━━ INPUT RECORDS ━━
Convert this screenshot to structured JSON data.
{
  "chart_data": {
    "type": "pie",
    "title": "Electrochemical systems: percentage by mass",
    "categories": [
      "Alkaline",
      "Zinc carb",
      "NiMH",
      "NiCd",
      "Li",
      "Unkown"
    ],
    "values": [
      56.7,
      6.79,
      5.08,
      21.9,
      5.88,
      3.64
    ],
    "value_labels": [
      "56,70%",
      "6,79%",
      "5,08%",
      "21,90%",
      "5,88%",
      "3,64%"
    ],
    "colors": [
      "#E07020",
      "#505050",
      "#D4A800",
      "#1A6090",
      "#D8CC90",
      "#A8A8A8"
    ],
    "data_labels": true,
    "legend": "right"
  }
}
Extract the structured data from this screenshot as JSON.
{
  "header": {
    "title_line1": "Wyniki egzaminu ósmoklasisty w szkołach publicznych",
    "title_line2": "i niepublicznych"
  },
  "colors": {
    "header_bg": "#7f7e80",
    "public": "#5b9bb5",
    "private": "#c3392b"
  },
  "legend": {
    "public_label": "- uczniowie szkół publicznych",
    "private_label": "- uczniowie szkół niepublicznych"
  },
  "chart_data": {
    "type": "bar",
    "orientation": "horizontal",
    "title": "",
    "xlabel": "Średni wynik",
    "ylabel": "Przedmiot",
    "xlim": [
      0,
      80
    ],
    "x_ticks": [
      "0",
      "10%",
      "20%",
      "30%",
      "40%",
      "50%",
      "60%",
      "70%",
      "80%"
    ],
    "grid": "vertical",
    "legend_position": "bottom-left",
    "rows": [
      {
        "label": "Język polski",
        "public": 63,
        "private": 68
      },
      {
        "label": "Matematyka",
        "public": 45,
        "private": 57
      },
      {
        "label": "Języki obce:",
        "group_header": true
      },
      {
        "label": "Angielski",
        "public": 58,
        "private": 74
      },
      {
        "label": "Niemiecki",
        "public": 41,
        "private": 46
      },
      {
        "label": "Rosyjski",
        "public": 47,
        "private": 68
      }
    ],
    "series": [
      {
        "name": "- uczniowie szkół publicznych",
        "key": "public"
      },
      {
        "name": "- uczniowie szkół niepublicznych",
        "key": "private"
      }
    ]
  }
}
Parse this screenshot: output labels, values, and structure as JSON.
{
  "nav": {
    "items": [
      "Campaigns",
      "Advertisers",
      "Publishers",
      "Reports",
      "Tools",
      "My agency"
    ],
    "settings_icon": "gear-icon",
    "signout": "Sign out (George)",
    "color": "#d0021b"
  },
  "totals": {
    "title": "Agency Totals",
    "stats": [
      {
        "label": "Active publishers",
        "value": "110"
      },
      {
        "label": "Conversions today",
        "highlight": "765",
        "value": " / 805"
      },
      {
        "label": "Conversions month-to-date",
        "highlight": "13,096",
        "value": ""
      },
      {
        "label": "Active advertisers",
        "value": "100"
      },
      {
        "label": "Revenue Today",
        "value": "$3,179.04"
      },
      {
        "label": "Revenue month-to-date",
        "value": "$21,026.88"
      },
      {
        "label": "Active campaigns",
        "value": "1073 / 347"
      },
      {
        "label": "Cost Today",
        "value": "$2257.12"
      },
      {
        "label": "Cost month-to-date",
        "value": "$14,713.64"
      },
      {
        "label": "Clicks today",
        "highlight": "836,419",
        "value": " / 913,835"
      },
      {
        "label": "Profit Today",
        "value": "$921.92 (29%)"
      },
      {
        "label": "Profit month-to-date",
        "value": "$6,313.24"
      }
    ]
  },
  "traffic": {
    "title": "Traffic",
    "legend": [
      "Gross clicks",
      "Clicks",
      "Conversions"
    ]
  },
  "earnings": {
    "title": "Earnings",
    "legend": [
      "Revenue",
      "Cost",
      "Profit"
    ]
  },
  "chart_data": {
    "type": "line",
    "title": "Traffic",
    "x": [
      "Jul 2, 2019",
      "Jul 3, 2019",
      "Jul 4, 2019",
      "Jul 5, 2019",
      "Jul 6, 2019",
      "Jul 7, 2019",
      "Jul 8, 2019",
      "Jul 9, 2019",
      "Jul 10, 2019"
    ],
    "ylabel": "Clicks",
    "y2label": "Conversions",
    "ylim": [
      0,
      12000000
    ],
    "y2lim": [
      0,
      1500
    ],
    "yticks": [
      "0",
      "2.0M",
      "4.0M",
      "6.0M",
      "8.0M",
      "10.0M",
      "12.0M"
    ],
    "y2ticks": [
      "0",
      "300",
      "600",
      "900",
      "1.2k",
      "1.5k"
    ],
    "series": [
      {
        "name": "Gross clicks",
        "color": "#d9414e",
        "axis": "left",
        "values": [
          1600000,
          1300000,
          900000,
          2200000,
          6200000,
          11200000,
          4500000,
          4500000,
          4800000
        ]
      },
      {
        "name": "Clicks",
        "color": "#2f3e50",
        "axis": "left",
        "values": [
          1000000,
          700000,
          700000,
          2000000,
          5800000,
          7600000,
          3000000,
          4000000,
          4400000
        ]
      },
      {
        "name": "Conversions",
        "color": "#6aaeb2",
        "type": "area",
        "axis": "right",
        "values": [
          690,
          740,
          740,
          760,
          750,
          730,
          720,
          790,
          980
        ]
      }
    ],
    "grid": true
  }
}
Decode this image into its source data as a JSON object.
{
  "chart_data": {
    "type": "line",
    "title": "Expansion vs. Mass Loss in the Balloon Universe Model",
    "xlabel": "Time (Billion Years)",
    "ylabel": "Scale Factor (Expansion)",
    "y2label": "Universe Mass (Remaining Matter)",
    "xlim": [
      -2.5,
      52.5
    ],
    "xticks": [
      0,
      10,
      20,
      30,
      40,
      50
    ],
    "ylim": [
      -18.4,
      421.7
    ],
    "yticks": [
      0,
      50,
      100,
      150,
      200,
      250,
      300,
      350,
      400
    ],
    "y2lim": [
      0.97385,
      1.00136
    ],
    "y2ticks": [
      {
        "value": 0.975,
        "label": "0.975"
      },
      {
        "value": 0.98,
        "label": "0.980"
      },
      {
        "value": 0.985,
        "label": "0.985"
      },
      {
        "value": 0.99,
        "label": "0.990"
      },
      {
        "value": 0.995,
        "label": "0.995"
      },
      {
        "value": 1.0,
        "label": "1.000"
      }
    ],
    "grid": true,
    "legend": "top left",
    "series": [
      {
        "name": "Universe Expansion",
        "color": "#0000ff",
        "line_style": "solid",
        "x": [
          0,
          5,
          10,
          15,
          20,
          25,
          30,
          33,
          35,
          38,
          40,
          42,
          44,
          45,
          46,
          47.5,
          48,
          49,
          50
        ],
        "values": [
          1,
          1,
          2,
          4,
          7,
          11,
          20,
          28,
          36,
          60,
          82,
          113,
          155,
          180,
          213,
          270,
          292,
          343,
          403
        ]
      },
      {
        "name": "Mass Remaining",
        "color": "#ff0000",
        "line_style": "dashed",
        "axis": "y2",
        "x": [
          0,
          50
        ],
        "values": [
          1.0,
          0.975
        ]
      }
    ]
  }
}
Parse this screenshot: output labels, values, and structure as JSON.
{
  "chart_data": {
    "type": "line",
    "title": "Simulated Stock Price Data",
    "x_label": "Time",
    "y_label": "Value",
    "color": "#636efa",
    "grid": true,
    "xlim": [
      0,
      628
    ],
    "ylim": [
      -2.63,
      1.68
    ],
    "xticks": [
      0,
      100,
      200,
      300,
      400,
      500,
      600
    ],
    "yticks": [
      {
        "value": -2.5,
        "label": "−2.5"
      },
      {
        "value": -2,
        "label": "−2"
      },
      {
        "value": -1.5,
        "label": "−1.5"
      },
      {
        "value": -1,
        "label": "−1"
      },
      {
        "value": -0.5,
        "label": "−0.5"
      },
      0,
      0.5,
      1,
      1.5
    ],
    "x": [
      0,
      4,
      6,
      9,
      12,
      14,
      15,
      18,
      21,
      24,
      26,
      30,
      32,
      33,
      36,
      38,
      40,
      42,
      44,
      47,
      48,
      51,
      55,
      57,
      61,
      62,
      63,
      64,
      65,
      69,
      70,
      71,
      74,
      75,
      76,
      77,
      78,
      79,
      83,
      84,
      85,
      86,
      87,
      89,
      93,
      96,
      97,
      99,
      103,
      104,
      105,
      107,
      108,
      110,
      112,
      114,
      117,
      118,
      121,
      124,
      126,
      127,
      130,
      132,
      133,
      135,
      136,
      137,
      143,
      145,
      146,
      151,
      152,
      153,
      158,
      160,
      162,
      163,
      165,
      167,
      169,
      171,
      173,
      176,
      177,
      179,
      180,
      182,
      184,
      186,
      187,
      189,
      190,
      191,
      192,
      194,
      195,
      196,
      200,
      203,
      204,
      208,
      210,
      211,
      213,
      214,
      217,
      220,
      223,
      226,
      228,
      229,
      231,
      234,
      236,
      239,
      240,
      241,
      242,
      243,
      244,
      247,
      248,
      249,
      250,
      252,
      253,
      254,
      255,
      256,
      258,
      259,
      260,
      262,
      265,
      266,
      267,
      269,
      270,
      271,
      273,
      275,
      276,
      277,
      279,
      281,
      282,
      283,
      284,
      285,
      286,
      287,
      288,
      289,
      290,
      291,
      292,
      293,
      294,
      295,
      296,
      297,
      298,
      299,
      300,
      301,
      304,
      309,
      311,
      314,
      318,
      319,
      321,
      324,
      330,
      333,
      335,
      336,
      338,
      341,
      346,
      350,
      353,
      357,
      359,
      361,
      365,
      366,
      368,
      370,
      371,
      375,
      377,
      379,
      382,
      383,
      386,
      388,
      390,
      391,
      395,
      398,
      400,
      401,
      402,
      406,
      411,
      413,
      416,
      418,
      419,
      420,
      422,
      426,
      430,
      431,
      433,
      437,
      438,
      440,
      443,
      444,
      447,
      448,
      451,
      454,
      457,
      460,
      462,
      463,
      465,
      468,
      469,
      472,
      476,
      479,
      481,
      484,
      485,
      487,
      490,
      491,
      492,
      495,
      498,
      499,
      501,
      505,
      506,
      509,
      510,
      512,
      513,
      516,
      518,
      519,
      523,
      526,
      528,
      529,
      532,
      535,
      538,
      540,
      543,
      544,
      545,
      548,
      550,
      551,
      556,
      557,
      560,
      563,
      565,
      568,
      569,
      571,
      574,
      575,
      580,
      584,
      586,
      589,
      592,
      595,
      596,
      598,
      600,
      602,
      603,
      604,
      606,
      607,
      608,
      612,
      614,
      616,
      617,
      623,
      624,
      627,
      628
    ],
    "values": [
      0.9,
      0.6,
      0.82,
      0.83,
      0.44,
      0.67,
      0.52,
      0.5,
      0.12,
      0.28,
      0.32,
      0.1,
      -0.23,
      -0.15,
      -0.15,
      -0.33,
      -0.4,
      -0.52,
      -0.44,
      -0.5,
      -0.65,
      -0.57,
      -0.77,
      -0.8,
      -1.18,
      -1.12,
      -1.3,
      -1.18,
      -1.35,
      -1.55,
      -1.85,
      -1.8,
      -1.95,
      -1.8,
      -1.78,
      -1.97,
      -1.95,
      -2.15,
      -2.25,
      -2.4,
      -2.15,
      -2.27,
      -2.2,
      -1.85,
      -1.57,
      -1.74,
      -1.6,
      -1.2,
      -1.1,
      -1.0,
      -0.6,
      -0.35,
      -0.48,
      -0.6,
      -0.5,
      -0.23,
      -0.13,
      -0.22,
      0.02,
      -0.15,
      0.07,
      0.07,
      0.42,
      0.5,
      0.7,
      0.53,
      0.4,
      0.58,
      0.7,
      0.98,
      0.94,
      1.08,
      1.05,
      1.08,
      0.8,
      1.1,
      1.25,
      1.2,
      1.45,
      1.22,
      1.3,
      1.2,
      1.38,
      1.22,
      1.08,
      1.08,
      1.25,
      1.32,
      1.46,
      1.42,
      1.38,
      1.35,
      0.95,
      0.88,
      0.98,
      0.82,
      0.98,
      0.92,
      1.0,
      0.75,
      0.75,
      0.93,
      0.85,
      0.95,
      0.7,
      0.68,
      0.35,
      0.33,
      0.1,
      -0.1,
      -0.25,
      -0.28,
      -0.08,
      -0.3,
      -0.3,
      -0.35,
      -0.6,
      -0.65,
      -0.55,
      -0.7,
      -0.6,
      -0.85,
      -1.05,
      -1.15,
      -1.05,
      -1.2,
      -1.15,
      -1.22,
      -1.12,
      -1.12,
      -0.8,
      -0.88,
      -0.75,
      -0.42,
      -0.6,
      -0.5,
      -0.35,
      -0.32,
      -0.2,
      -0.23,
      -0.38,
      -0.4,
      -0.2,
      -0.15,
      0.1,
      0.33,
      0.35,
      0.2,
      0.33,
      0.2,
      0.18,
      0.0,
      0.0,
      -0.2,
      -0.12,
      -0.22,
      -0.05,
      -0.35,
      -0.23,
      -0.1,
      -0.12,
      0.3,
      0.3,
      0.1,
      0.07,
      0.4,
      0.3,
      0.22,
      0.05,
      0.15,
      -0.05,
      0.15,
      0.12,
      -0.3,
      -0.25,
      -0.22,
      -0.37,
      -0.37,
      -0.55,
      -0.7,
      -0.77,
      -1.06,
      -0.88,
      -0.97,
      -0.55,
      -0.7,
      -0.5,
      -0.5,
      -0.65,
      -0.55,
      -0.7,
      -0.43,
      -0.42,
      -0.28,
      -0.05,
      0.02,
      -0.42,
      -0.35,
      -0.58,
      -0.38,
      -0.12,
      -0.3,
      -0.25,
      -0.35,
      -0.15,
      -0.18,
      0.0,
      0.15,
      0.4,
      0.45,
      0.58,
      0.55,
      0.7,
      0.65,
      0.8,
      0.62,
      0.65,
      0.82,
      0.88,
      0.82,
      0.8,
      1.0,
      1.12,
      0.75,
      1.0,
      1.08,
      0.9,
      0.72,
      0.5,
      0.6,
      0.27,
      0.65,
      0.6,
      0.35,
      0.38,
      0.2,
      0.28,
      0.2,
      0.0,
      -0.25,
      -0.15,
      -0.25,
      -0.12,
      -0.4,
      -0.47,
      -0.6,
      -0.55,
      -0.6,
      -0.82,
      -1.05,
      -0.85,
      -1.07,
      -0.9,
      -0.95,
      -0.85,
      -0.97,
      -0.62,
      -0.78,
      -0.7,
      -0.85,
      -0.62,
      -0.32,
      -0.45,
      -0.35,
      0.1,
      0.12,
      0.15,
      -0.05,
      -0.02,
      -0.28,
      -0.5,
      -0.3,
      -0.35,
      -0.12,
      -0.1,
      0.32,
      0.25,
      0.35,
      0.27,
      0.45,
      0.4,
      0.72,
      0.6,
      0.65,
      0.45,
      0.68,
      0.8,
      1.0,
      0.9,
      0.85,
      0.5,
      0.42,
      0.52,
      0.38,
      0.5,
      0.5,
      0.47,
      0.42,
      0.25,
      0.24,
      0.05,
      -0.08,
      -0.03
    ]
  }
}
━━━
== THE PROBLEM ==
Take every line from the data above that holds "Expansion" and copy it out.

== SOLUTION TO THIS EXERCISE ==
    "title": "Expansion vs. Mass Loss in the Balloon Universe Model",
    "ylabel": "Scale Factor (Expansion)",
        "name": "Universe Expansion",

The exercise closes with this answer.